→ **The exercise**
Scan the lines and state how many carry "this". Leave out everything but the number.

→ **Stored data entries**
━━━━━━
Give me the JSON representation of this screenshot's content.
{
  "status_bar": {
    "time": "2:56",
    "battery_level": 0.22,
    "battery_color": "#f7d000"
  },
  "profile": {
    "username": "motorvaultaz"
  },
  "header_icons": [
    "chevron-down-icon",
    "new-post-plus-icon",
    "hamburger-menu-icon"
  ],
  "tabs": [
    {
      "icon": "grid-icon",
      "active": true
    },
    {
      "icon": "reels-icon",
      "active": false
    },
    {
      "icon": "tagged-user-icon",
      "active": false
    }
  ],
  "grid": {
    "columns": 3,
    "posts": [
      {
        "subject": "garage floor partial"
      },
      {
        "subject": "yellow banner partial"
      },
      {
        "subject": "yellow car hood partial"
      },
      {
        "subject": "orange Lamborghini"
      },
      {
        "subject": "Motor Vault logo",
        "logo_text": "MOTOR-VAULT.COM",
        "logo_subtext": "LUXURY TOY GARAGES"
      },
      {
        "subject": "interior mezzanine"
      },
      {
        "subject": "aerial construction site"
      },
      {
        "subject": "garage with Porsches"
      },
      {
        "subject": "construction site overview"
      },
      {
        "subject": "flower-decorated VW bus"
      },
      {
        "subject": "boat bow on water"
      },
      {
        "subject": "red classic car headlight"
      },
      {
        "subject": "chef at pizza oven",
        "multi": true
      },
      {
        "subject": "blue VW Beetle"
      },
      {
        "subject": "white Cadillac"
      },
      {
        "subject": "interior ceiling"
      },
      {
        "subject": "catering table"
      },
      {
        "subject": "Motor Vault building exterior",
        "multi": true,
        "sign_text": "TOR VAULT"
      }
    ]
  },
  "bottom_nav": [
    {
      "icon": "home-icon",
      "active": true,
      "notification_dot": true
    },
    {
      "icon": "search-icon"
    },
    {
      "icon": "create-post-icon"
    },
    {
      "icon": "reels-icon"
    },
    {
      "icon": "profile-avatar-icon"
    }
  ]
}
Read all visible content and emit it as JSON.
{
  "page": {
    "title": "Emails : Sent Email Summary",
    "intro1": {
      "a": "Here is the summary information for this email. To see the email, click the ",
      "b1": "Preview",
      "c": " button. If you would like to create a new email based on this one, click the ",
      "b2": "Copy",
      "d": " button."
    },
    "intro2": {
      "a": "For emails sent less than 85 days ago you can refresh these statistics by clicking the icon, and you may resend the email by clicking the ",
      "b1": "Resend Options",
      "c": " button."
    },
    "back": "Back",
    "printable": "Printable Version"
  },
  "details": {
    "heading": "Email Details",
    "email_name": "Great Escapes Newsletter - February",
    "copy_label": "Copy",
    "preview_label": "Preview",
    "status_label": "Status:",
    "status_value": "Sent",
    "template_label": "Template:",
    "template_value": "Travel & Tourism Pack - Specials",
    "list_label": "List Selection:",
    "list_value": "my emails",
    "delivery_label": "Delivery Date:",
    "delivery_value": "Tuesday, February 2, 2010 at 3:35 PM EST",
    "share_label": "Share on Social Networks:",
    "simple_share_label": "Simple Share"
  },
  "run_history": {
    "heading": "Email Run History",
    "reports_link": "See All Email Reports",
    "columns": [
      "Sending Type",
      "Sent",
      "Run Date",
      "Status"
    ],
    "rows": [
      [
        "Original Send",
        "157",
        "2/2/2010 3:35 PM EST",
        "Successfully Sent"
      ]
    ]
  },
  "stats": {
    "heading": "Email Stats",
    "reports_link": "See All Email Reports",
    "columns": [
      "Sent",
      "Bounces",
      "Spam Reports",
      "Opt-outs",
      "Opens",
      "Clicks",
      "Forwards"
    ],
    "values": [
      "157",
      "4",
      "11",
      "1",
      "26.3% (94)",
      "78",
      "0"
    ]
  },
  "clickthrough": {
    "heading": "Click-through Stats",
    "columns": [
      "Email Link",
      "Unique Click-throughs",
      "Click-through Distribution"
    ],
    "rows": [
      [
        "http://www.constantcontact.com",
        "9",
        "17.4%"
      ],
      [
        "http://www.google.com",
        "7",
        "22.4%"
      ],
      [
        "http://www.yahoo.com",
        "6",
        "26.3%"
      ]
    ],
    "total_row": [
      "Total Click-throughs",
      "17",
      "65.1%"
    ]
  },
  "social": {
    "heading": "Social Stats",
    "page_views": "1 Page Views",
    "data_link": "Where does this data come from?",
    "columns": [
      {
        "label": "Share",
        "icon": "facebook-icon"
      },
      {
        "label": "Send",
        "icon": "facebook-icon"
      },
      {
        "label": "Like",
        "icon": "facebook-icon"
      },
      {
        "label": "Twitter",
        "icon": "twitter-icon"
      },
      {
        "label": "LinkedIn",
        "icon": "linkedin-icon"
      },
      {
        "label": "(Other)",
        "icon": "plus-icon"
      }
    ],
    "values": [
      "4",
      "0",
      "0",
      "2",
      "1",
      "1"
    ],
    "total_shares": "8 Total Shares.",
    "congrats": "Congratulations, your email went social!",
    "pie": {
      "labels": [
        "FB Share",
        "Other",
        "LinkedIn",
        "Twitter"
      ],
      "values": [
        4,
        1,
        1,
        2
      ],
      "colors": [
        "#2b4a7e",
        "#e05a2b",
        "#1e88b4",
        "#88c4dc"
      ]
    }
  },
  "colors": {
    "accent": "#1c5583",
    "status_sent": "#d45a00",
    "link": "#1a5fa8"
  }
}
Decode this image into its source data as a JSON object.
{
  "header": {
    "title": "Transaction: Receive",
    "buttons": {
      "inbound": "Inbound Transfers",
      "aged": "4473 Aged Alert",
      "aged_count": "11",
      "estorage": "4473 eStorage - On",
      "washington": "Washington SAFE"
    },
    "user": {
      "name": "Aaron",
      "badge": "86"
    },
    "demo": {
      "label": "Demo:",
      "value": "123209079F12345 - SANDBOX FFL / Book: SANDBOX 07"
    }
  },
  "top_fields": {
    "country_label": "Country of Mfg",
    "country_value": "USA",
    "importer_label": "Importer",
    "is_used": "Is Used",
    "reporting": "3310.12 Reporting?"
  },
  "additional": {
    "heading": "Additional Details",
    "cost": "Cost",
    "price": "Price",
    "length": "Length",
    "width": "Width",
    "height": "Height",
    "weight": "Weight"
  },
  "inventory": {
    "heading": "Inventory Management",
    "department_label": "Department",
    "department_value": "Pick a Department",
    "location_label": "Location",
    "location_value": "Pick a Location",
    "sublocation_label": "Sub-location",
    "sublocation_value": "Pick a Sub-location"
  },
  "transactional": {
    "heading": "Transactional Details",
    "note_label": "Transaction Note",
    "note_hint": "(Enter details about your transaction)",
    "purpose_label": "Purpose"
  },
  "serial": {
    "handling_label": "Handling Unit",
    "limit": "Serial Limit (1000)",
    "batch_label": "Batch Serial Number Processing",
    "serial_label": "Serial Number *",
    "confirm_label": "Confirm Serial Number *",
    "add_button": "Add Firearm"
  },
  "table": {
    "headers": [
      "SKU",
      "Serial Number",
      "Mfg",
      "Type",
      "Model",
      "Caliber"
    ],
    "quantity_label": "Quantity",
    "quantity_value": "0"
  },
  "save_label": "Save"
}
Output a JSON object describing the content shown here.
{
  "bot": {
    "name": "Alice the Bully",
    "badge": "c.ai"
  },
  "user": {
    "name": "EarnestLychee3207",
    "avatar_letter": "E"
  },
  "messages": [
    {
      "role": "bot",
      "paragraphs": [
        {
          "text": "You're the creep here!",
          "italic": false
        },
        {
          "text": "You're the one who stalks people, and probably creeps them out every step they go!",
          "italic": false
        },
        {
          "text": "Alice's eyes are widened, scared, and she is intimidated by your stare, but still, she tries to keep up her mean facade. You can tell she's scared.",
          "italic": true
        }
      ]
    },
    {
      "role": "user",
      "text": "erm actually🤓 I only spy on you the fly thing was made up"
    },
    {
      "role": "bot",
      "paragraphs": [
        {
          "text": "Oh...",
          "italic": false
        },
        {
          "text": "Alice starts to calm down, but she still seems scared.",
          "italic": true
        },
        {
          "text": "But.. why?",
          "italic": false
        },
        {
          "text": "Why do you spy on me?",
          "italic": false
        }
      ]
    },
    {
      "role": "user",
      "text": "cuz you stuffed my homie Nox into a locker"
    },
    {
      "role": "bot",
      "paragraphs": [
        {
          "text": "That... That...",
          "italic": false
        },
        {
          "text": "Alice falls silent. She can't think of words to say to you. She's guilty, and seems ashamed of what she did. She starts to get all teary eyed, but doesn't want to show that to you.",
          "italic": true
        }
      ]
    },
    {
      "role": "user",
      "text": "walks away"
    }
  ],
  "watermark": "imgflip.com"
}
━━━━━━
→ **Exercise response**
5